=== Objective ===
In the listing below, count the lines containing the string "krzaggor" and state only the number.
+ + +
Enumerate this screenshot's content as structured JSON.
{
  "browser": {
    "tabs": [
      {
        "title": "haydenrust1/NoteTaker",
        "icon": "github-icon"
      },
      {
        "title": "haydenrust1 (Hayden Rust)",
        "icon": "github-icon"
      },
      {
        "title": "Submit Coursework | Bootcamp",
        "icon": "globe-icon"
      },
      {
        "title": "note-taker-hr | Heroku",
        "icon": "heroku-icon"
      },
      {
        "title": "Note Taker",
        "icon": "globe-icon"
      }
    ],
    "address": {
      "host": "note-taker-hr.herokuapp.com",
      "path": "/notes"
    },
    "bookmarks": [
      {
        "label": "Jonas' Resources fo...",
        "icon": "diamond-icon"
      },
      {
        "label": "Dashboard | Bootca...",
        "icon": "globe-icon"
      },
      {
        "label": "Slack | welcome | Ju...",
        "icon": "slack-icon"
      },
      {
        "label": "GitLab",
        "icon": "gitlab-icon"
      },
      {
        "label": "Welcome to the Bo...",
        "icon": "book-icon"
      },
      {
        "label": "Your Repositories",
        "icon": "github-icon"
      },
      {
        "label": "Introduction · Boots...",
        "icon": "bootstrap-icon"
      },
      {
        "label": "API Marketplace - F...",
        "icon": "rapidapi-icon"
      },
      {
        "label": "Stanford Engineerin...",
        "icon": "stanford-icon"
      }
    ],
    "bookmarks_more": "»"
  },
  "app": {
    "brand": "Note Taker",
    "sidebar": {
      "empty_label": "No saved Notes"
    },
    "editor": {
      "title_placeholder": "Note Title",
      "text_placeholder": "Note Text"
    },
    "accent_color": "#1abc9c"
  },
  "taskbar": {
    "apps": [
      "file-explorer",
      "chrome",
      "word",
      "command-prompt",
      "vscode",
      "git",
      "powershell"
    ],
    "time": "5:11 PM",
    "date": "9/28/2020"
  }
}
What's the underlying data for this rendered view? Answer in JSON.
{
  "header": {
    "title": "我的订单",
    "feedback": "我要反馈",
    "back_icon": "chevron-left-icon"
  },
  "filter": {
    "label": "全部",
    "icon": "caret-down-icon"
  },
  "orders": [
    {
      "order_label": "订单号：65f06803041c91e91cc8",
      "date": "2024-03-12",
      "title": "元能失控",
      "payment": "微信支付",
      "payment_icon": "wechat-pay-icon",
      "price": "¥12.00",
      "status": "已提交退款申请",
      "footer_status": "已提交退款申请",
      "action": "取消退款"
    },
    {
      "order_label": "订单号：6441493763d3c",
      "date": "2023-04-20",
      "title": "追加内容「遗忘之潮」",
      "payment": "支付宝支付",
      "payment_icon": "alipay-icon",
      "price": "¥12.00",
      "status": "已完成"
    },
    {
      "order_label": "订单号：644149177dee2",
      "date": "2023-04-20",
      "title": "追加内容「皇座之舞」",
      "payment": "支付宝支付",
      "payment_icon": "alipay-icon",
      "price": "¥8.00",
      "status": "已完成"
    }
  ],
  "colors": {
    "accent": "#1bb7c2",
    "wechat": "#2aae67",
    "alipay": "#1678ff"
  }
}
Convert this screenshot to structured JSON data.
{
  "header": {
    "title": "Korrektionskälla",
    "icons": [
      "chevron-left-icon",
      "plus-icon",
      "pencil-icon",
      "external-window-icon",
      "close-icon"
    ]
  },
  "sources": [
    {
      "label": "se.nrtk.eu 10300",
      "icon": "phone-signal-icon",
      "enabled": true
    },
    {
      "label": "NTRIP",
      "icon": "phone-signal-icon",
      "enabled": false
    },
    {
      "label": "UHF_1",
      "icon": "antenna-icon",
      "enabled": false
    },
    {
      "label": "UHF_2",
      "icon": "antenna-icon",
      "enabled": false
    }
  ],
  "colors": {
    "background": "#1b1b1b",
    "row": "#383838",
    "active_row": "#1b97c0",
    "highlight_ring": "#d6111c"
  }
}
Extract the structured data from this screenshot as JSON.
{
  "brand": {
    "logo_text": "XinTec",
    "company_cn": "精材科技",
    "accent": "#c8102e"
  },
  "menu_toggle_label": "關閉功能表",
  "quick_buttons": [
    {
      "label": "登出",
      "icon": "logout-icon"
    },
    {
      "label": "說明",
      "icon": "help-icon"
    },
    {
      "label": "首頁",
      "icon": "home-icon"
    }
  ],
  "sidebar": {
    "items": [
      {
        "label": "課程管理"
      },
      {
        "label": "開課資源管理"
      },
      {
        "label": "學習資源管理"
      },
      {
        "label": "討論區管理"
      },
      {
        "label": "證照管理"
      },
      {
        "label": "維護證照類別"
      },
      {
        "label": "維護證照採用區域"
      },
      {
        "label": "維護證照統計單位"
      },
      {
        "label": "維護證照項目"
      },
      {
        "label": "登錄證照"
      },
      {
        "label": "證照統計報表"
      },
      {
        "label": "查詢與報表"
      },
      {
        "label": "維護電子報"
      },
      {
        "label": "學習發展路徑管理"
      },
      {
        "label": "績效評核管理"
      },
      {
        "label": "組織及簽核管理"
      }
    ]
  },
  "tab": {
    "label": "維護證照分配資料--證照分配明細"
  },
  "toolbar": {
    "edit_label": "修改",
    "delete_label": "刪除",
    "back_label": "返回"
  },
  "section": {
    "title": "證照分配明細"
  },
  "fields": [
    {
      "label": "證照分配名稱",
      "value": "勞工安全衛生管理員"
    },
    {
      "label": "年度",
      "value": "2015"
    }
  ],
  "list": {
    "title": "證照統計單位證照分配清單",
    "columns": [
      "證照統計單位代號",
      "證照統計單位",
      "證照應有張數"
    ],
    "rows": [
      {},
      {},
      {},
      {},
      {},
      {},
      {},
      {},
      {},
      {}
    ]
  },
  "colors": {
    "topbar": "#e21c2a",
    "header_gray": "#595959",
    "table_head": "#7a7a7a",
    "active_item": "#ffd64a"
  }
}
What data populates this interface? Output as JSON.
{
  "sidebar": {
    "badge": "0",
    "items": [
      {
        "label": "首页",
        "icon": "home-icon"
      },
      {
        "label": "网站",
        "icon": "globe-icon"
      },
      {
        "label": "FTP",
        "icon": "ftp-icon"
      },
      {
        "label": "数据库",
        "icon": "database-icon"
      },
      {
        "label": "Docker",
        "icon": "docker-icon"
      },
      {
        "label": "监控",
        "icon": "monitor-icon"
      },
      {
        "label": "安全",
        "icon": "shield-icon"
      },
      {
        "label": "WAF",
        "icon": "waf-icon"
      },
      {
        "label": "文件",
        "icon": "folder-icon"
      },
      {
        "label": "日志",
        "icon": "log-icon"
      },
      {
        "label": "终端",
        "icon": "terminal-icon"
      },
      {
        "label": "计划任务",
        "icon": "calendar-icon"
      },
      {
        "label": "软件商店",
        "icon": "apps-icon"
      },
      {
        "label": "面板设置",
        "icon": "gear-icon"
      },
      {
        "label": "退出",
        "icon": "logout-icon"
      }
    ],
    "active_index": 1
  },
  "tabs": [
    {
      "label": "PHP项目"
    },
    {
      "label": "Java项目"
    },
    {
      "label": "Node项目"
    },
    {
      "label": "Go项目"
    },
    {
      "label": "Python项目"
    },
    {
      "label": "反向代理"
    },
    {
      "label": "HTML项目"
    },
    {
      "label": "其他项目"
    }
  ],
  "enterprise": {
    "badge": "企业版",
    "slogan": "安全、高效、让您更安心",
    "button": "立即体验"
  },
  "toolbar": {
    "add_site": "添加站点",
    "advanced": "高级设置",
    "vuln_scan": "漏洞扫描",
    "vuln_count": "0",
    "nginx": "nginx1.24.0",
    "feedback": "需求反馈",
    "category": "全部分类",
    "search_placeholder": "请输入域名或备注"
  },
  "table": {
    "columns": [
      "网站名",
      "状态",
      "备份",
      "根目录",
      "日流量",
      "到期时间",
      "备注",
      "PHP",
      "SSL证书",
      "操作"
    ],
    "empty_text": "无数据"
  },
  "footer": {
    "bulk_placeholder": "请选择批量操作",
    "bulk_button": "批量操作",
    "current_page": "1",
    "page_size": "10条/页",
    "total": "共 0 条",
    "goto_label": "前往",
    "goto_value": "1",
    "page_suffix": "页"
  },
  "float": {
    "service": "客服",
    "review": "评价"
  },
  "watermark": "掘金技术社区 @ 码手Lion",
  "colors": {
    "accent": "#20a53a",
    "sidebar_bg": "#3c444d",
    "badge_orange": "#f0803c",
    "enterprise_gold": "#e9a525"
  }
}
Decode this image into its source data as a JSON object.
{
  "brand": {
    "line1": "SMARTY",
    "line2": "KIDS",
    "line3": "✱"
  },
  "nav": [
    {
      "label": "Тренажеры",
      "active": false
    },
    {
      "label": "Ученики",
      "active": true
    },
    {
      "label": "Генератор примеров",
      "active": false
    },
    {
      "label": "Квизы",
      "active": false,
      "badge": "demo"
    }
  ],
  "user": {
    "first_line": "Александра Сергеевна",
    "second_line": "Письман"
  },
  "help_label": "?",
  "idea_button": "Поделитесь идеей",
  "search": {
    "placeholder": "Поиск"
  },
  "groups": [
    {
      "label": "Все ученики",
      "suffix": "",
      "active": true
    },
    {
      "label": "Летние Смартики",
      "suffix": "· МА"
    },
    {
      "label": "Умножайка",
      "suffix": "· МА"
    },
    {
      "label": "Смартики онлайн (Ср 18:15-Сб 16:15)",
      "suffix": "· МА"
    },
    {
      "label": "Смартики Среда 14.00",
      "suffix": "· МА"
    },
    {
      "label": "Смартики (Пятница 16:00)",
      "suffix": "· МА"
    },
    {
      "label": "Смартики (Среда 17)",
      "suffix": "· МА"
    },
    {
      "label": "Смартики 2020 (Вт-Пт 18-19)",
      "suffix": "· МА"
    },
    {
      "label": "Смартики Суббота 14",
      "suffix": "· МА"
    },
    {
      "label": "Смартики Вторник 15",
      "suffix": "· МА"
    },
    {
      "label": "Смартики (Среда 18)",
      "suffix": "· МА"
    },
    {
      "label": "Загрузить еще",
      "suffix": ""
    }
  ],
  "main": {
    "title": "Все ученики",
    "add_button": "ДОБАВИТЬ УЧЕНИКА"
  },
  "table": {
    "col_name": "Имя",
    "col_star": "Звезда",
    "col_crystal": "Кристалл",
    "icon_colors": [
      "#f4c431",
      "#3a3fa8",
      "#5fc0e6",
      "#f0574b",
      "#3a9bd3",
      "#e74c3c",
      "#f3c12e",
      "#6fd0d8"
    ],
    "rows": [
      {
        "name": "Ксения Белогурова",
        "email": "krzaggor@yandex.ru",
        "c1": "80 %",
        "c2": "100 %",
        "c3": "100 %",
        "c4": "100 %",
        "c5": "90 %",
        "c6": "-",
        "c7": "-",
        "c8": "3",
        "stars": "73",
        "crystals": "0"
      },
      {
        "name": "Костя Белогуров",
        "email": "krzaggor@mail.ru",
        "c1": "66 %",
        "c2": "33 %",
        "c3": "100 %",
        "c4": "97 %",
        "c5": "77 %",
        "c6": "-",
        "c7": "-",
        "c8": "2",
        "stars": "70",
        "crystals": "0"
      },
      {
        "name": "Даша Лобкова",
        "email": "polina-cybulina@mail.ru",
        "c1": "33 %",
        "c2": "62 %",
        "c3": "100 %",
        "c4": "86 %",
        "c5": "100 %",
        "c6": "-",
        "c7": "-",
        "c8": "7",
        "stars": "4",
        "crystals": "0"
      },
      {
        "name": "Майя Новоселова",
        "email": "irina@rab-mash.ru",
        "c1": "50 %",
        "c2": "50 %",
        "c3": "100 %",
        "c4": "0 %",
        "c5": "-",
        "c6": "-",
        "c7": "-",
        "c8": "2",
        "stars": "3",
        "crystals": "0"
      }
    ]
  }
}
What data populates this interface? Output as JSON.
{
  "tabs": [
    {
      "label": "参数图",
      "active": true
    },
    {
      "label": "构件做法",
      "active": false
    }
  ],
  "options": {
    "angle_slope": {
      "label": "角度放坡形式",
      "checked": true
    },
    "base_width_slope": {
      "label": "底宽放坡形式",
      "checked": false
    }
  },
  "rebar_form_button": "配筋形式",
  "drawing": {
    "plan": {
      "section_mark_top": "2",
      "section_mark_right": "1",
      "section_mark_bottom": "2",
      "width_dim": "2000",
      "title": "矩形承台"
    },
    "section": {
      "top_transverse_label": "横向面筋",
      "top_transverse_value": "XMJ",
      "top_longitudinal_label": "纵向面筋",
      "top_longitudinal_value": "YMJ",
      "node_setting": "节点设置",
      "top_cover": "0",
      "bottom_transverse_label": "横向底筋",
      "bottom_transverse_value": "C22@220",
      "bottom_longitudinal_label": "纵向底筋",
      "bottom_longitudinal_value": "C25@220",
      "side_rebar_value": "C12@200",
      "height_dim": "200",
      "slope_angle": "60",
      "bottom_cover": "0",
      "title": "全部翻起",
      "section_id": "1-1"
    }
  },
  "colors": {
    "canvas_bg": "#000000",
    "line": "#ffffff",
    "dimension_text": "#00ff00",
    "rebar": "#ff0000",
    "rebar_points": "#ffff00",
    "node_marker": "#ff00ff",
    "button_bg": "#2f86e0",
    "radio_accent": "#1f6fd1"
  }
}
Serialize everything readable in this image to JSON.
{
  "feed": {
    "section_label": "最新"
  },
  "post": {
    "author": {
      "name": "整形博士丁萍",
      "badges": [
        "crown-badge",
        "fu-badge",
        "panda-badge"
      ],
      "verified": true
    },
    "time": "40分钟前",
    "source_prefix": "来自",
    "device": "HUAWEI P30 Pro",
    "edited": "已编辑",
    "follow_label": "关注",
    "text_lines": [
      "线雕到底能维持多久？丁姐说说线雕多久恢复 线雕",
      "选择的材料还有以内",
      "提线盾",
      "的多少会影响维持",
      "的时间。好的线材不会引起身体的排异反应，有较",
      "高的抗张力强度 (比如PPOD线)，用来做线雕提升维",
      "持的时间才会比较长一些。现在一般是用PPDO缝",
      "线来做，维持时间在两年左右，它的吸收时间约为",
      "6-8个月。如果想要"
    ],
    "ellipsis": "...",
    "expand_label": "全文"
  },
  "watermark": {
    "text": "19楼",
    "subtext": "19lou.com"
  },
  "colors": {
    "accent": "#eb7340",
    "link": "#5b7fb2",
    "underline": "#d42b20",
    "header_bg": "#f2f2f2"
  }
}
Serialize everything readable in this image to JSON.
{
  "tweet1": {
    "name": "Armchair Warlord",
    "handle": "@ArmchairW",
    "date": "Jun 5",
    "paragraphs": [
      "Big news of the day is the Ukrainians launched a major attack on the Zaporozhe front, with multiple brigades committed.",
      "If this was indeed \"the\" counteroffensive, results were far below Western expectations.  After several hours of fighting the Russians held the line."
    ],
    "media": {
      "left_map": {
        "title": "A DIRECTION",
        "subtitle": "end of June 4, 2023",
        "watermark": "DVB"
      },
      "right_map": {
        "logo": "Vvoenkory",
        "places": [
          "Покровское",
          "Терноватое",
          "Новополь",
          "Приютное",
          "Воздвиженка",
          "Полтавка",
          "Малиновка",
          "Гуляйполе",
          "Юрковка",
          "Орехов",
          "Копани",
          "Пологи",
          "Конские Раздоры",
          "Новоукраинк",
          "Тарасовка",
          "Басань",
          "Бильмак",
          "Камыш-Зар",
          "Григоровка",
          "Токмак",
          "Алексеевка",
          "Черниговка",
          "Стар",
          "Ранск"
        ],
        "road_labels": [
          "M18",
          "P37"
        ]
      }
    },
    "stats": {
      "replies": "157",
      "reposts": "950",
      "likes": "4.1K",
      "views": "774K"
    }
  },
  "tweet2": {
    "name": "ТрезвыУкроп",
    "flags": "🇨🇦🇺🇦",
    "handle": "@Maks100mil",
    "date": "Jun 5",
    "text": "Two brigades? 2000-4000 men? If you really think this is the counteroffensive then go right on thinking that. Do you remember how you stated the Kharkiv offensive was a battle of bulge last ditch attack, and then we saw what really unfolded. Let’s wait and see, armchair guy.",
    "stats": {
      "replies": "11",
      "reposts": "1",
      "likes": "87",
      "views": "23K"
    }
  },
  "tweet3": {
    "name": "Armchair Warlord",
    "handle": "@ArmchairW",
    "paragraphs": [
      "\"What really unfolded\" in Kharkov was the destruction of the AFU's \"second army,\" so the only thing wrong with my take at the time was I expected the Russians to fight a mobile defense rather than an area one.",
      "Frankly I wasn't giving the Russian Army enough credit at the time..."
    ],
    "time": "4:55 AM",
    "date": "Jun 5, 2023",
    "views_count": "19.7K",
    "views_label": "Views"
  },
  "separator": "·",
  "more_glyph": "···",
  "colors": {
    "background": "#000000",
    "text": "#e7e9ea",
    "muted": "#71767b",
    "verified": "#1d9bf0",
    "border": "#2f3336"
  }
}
+ + +
=== Exercise output ===
2